Aim of the task —
Pull out every line in the data that has the string "органов" in it.

** BEGIN Given entries **

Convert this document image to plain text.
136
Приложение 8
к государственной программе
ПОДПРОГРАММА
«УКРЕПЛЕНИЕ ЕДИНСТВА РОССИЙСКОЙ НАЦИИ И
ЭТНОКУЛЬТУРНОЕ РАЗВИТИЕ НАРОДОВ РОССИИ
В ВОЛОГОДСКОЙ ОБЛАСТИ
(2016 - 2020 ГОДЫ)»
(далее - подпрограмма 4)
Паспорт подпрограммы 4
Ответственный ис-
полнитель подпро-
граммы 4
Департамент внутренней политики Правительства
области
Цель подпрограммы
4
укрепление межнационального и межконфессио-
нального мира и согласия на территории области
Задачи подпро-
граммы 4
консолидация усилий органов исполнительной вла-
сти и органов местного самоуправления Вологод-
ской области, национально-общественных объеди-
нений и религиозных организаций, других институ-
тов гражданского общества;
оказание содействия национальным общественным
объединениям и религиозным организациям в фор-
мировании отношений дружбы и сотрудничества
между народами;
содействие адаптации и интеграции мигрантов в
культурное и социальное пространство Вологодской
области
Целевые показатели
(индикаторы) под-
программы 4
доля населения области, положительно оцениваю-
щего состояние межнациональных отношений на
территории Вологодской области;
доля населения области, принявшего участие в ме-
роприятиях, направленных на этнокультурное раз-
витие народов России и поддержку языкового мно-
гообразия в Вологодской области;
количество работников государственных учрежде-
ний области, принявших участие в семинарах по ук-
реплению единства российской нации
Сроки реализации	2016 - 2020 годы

** END Given entries **

Exercise answer —
консолидация усилий органов исполнительной вла-
сти и органов местного самоуправления Вологод-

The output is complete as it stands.